__The problem__
Write out all the material exactly. Leave nothing out.

..........

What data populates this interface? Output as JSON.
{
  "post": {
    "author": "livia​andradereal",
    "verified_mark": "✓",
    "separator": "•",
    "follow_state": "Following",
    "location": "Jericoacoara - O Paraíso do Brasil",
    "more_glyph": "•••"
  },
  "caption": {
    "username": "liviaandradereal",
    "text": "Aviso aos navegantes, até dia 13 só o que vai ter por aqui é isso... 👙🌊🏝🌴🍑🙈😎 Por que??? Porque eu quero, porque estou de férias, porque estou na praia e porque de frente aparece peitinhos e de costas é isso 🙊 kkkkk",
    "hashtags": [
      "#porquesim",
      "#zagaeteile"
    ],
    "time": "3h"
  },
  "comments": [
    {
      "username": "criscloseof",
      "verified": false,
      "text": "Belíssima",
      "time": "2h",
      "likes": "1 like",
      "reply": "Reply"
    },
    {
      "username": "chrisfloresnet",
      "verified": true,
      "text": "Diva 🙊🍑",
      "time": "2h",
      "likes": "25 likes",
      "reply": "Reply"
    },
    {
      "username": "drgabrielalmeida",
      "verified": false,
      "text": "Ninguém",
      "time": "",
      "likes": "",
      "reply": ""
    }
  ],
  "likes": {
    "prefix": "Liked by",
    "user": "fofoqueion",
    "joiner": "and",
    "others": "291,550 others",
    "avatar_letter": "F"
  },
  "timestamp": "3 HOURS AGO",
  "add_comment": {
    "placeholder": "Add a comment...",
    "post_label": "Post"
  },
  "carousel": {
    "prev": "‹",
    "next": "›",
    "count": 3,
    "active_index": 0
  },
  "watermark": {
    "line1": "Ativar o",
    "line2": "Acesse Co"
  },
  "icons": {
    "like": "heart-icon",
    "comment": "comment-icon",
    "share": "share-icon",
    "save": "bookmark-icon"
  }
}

..........

__Full answer__
What data populates this interface? Output as JSON.
{
  "post": {
    "author": "livia​andradereal",
    "verified_mark": "✓",
    "separator": "•",
    "follow_state": "Following",
    "location": "Jericoacoara - O Paraíso do Brasil",
    "more_glyph": "•••"
  },
  "caption": {
    "username": "liviaandradereal",
    "text": "Aviso aos navegantes, até dia 13 só o que vai ter por aqui é isso... 👙🌊🏝🌴🍑🙈😎 Por que??? Porque eu quero, porque estou de férias, porque estou na praia e porque de frente aparece peitinhos e de costas é isso 🙊 kkkkk",
    "hashtags": [
      "#porquesim",
      "#zagaeteile"
    ],
    "time": "3h"
  },
  "comments": [
    {
      "username": "criscloseof",
      "verified": false,
      "text": "Belíssima",
      "time": "2h",
      "likes": "1 like",
      "reply": "Reply"
    },
    {
      "username": "chrisfloresnet",
      "verified": true,
      "text": "Diva 🙊🍑",
      "time": "2h",
      "likes": "25 likes",
      "reply": "Reply"
    },
    {
      "username": "drgabrielalmeida",
      "verified": false,
      "text": "Ninguém",
      "time": "",
      "likes": "",
      "reply": ""
    }
  ],
  "likes": {
    "prefix": "Liked by",
    "user": "fofoqueion",
    "joiner": "and",
    "others": "291,550 others",
    "avatar_letter": "F"
  },
  "timestamp": "3 HOURS AGO",
  "add_comment": {
    "placeholder": "Add a comment...",
    "post_label": "Post"
  },
  "carousel": {
    "prev": "‹",
    "next": "›",
    "count": 3,
    "active_index": 0
  },
  "watermark": {
    "line1": "Ativar o",
    "line2": "Acesse Co"
  },
  "icons": {
    "like": "heart-icon",
    "comment": "comment-icon",
    "share": "share-icon",
    "save": "bookmark-icon"
  }
}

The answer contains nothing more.